The problem —
Each line of the data that includes the string "urban" is to be copied out.
***
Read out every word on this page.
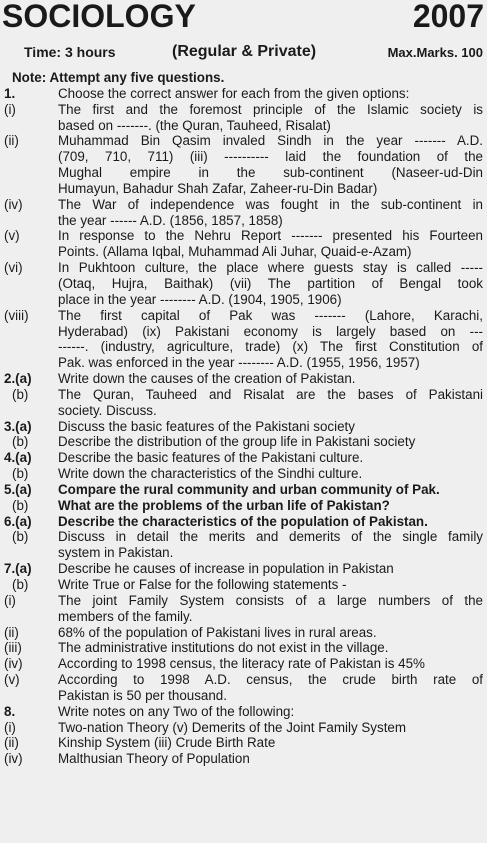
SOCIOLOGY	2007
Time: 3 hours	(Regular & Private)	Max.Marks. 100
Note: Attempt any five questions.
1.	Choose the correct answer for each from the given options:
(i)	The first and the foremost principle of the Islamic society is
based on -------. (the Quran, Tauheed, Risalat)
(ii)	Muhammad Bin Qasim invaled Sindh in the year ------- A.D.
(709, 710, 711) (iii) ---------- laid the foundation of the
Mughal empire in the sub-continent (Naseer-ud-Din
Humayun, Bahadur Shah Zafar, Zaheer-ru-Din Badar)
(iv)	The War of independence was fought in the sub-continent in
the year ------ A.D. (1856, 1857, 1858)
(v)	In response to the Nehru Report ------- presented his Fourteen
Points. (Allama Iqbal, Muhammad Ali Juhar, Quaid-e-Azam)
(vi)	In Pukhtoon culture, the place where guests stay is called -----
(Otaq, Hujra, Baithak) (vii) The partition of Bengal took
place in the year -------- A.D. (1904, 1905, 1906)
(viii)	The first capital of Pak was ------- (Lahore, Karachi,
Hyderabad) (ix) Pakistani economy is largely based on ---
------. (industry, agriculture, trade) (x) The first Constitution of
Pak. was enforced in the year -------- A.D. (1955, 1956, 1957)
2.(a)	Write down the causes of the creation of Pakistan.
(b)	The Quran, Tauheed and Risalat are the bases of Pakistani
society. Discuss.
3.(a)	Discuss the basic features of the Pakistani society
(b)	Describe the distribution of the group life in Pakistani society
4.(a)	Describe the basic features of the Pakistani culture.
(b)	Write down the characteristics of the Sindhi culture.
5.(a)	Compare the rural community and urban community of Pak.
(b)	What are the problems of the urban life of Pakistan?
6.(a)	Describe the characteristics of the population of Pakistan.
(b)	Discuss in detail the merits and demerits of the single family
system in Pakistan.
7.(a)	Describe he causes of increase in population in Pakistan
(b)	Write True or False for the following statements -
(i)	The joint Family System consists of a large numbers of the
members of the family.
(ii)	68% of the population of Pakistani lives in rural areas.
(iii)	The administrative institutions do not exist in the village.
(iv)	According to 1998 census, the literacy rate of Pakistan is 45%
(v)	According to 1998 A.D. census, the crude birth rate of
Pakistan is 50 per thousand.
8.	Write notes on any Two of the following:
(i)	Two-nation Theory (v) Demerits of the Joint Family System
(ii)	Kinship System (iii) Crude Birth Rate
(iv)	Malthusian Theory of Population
***
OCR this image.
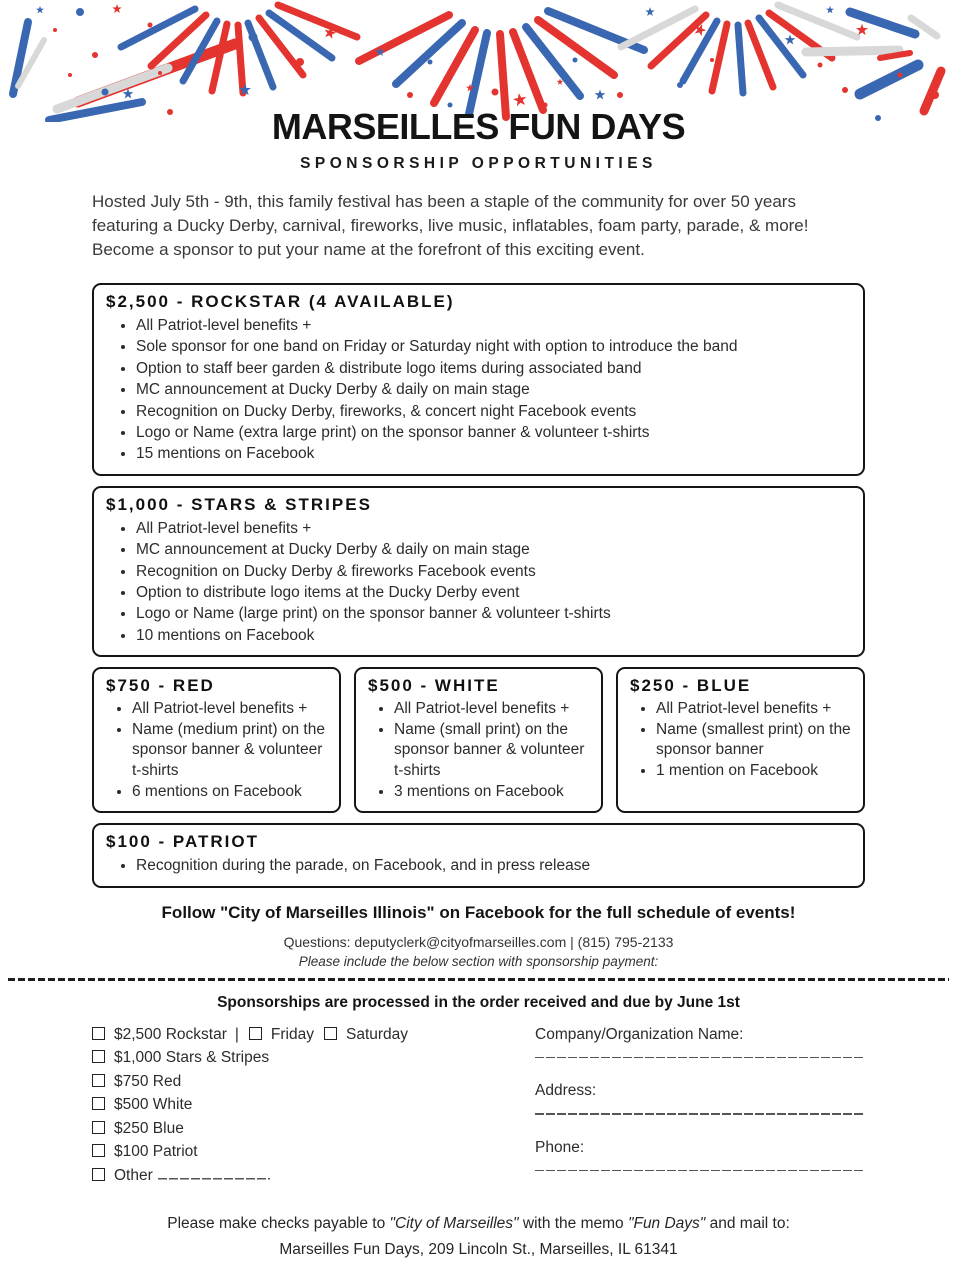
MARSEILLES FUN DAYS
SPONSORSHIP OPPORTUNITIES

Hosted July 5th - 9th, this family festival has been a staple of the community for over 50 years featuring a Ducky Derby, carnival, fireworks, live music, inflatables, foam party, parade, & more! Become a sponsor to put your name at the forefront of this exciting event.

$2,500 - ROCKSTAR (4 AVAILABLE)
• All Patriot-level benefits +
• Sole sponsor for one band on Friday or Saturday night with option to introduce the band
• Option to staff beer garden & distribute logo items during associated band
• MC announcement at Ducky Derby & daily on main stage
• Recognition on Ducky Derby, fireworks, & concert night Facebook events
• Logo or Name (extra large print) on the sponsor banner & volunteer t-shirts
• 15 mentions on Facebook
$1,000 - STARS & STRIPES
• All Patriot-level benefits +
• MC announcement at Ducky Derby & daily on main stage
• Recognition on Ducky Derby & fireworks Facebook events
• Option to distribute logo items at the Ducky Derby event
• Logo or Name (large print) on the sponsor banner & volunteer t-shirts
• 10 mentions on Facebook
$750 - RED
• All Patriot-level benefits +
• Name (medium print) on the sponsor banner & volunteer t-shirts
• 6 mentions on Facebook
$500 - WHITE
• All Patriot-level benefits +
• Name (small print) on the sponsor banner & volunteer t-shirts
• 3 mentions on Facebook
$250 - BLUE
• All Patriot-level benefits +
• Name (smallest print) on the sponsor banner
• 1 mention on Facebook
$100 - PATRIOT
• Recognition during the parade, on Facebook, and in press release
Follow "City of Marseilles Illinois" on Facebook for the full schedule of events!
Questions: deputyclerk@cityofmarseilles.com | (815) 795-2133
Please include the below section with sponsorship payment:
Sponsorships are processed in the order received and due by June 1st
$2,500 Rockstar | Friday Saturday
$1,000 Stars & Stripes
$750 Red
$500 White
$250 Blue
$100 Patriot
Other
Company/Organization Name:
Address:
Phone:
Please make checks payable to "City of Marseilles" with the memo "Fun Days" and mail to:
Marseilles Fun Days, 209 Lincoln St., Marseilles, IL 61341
***
Finished answer —
5.(a)	Compare the rural community and urban community of Pak.
(b)	What are the problems of the urban life of Pakistan?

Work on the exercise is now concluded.